From the entries that follow, extract each line holding the string "Output".
------------------------------
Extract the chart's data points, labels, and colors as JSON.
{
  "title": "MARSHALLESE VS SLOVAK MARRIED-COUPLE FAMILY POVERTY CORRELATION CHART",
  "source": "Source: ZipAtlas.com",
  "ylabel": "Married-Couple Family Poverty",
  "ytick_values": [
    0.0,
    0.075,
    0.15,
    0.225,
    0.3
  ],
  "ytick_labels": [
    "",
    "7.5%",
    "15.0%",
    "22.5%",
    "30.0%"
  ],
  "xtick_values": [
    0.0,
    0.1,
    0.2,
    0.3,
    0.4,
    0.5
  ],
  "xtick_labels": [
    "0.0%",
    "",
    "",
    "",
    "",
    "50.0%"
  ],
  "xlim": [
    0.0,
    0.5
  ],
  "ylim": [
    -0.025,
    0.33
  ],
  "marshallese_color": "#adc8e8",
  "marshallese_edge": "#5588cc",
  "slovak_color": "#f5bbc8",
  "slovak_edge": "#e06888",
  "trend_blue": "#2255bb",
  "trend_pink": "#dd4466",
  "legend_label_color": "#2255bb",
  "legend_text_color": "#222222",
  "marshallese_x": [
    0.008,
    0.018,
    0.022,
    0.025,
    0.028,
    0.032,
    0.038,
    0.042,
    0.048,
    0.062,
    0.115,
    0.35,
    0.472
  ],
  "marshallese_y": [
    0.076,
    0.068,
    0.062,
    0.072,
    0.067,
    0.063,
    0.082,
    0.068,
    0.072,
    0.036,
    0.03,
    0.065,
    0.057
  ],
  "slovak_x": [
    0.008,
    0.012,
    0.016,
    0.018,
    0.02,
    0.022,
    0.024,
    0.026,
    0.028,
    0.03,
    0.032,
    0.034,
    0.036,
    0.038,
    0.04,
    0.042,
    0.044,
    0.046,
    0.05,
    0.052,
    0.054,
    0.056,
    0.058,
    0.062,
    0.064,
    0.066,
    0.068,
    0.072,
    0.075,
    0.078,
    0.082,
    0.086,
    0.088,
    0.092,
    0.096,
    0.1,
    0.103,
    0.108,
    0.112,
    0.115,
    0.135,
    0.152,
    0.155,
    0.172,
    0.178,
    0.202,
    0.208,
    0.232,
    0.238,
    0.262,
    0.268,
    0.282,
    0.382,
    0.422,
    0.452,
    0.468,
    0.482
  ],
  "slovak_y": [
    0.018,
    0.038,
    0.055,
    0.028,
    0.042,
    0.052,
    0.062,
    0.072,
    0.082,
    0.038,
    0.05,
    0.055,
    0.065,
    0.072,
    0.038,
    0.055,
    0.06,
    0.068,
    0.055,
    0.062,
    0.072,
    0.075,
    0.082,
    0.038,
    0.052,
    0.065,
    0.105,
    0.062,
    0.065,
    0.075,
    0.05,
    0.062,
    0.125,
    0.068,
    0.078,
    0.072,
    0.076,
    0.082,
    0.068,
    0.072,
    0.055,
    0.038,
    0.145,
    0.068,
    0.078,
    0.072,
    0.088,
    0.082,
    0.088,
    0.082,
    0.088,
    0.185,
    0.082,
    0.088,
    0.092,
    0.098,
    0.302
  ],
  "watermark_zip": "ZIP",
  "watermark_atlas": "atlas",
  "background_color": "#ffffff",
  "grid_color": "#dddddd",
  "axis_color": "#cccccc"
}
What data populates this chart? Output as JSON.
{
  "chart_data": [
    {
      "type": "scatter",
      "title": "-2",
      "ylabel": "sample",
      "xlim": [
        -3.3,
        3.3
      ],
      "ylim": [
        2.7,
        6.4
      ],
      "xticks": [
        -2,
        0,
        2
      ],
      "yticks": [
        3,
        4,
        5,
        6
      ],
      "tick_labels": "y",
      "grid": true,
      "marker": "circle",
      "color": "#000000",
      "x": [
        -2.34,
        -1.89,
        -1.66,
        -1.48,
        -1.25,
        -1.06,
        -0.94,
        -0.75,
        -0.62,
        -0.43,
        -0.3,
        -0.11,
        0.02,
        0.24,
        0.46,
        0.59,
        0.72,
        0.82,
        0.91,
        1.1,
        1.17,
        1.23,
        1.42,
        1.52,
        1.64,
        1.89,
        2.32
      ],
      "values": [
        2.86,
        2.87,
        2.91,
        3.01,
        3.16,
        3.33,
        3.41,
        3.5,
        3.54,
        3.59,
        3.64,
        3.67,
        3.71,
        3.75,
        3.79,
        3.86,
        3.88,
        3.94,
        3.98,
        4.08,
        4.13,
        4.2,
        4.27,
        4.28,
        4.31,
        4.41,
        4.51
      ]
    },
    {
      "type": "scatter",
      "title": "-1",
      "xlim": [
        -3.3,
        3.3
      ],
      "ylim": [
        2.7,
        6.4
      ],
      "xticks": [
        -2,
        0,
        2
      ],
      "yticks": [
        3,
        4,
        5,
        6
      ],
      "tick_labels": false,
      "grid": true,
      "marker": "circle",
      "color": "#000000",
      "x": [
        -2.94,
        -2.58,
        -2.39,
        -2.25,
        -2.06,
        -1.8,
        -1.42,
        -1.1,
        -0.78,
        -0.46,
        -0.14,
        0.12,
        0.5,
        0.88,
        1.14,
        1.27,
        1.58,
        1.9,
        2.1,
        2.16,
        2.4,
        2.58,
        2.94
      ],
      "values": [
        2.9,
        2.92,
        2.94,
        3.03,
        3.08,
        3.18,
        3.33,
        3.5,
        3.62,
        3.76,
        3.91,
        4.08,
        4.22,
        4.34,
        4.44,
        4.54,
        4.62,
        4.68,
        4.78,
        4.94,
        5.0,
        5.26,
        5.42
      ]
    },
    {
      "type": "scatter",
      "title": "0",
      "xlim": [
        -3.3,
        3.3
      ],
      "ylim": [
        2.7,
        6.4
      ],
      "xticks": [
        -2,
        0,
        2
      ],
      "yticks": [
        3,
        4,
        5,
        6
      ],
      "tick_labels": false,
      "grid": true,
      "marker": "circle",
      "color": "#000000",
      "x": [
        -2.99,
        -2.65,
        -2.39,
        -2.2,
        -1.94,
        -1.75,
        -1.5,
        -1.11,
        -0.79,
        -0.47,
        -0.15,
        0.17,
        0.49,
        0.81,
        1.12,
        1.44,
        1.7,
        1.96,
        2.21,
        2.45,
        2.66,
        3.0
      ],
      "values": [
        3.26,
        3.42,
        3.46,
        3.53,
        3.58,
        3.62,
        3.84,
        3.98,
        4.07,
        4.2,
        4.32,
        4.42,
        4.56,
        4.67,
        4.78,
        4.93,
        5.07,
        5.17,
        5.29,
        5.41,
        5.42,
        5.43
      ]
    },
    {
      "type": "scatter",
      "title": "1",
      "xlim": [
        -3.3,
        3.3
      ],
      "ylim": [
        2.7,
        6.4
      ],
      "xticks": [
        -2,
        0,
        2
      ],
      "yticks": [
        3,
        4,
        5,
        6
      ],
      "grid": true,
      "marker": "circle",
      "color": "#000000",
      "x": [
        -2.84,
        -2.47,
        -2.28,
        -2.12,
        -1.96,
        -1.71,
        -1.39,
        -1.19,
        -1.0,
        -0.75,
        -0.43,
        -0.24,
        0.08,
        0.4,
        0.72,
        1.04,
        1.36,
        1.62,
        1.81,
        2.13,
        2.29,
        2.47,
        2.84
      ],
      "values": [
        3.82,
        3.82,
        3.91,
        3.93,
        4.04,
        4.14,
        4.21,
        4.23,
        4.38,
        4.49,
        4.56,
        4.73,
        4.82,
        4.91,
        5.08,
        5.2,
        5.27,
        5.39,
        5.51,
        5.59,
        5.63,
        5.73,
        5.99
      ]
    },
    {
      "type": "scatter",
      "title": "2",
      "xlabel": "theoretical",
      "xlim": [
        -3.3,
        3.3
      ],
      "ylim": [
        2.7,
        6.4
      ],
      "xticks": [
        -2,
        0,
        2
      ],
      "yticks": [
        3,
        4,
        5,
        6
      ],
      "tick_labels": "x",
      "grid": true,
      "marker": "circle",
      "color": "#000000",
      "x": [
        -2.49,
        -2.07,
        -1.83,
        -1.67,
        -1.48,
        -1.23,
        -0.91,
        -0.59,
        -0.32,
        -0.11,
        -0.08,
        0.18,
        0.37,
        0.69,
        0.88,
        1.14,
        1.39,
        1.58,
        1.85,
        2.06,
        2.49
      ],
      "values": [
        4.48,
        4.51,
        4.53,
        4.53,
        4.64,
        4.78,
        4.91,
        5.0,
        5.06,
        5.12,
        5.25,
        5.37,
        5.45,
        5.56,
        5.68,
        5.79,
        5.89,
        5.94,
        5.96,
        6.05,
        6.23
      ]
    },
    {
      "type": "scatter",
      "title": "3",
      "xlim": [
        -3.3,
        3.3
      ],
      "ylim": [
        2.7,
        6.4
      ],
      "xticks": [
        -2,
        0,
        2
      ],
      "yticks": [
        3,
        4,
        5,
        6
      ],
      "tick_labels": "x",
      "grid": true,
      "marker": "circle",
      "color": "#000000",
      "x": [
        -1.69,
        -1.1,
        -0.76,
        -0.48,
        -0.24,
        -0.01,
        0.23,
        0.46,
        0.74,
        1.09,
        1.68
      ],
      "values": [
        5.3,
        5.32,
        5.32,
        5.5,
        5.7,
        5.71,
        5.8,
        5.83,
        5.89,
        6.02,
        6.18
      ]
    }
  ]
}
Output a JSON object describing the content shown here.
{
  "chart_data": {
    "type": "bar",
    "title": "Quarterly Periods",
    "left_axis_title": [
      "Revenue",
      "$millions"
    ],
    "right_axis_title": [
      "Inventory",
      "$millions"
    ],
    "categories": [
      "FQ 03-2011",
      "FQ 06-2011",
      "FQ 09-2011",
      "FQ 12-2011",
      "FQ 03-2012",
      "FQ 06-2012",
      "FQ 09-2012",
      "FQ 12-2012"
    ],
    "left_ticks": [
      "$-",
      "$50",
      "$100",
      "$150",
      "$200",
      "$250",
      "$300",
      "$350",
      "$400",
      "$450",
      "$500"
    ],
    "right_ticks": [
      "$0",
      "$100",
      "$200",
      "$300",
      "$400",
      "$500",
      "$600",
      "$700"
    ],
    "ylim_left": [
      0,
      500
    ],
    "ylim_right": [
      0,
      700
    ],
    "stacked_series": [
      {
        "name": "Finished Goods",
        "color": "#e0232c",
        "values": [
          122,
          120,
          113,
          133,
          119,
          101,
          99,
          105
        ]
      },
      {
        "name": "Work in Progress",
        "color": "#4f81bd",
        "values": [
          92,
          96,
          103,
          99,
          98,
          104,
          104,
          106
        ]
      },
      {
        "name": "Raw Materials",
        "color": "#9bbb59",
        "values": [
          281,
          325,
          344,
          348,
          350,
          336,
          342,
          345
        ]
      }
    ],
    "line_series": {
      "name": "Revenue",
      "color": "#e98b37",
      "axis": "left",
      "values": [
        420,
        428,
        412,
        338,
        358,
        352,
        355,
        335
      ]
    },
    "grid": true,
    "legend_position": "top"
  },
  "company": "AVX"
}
------------------------------
* **COMPLETE ANSWER**:
What data populates this chart? Output as JSON.
Output a JSON object describing the content shown here.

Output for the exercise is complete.